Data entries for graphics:

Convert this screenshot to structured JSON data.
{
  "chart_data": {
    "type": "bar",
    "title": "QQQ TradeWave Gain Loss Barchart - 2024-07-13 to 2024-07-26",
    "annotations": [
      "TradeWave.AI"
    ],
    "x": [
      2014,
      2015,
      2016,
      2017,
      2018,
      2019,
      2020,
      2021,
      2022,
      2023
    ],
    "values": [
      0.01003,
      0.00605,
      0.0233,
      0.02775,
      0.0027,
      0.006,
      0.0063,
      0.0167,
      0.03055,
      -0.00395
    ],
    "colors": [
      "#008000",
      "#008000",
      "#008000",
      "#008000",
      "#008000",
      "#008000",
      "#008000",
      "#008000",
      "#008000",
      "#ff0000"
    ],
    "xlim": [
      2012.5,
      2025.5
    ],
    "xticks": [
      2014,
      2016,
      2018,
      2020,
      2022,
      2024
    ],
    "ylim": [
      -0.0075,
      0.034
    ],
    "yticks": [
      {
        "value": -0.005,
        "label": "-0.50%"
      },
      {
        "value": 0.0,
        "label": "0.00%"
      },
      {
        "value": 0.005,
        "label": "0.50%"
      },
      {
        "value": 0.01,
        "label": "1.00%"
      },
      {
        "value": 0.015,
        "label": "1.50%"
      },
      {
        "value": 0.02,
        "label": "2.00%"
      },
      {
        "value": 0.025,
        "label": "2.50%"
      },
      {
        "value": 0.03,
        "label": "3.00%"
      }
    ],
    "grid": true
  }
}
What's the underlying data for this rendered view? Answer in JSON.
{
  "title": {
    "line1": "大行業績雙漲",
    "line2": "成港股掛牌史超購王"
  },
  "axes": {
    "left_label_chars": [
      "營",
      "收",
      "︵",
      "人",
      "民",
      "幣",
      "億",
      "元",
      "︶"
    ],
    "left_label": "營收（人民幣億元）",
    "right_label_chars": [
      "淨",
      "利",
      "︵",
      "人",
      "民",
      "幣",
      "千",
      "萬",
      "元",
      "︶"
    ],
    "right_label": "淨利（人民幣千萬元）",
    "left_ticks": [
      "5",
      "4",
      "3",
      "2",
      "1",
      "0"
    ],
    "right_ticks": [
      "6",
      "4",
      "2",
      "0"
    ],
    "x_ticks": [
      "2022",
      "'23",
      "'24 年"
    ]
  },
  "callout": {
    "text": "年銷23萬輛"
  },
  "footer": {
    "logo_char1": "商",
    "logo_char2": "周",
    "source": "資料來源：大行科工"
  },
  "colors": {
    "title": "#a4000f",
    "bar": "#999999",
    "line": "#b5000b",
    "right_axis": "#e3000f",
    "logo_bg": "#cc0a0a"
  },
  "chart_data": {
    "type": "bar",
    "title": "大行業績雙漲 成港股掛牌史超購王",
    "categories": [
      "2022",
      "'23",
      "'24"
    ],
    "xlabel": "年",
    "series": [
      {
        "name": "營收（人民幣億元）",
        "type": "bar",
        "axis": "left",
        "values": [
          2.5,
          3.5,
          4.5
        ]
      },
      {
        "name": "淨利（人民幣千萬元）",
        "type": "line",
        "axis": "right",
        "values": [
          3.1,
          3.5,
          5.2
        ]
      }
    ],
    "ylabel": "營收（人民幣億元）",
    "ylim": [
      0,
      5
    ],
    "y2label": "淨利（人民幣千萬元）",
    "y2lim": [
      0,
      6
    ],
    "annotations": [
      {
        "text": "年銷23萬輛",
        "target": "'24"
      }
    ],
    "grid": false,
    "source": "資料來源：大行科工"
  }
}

● **Problem to solve**
Exactly reproduce every record.

● **Finished exercise**
Convert this screenshot to structured JSON data.
{
  "chart_data": {
    "type": "bar",
    "title": "QQQ TradeWave Gain Loss Barchart - 2024-07-13 to 2024-07-26",
    "annotations": [
      "TradeWave.AI"
    ],
    "x": [
      2014,
      2015,
      2016,
      2017,
      2018,
      2019,
      2020,
      2021,
      2022,
      2023
    ],
    "values": [
      0.01003,
      0.00605,
      0.0233,
      0.02775,
      0.0027,
      0.006,
      0.0063,
      0.0167,
      0.03055,
      -0.00395
    ],
    "colors": [
      "#008000",
      "#008000",
      "#008000",
      "#008000",
      "#008000",
      "#008000",
      "#008000",
      "#008000",
      "#008000",
      "#ff0000"
    ],
    "xlim": [
      2012.5,
      2025.5
    ],
    "xticks": [
      2014,
      2016,
      2018,
      2020,
      2022,
      2024
    ],
    "ylim": [
      -0.0075,
      0.034
    ],
    "yticks": [
      {
        "value": -0.005,
        "label": "-0.50%"
      },
      {
        "value": 0.0,
        "label": "0.00%"
      },
      {
        "value": 0.005,
        "label": "0.50%"
      },
      {
        "value": 0.01,
        "label": "1.00%"
      },
      {
        "value": 0.015,
        "label": "1.50%"
      },
      {
        "value": 0.02,
        "label": "2.00%"
      },
      {
        "value": 0.025,
        "label": "2.50%"
      },
      {
        "value": 0.03,
        "label": "3.00%"
      }
    ],
    "grid": true
  }
}
What's the underlying data for this rendered view? Answer in JSON.
{
  "title": {
    "line1": "大行業績雙漲",
    "line2": "成港股掛牌史超購王"
  },
  "axes": {
    "left_label_chars": [
      "營",
      "收",
      "︵",
      "人",
      "民",
      "幣",
      "億",
      "元",
      "︶"
    ],
    "left_label": "營收（人民幣億元）",
    "right_label_chars": [
      "淨",
      "利",
      "︵",
      "人",
      "民",
      "幣",
      "千",
      "萬",
      "元",
      "︶"
    ],
    "right_label": "淨利（人民幣千萬元）",
    "left_ticks": [
      "5",
      "4",
      "3",
      "2",
      "1",
      "0"
    ],
    "right_ticks": [
      "6",
      "4",
      "2",
      "0"
    ],
    "x_ticks": [
      "2022",
      "'23",
      "'24 年"
    ]
  },
  "callout": {
    "text": "年銷23萬輛"
  },
  "footer": {
    "logo_char1": "商",
    "logo_char2": "周",
    "source": "資料來源：大行科工"
  },
  "colors": {
    "title": "#a4000f",
    "bar": "#999999",
    "line": "#b5000b",
    "right_axis": "#e3000f",
    "logo_bg": "#cc0a0a"
  },
  "chart_data": {
    "type": "bar",
    "title": "大行業績雙漲 成港股掛牌史超購王",
    "categories": [
      "2022",
      "'23",
      "'24"
    ],
    "xlabel": "年",
    "series": [
      {
        "name": "營收（人民幣億元）",
        "type": "bar",
        "axis": "left",
        "values": [
          2.5,
          3.5,
          4.5
        ]
      },
      {
        "name": "淨利（人民幣千萬元）",
        "type": "line",
        "axis": "right",
        "values": [
          3.1,
          3.5,
          5.2
        ]
      }
    ],
    "ylabel": "營收（人民幣億元）",
    "ylim": [
      0,
      5
    ],
    "y2label": "淨利（人民幣千萬元）",
    "y2lim": [
      0,
      6
    ],
    "annotations": [
      {
        "text": "年銷23萬輛",
        "target": "'24"
      }
    ],
    "grid": false,
    "source": "資料來源：大行科工"
  }
}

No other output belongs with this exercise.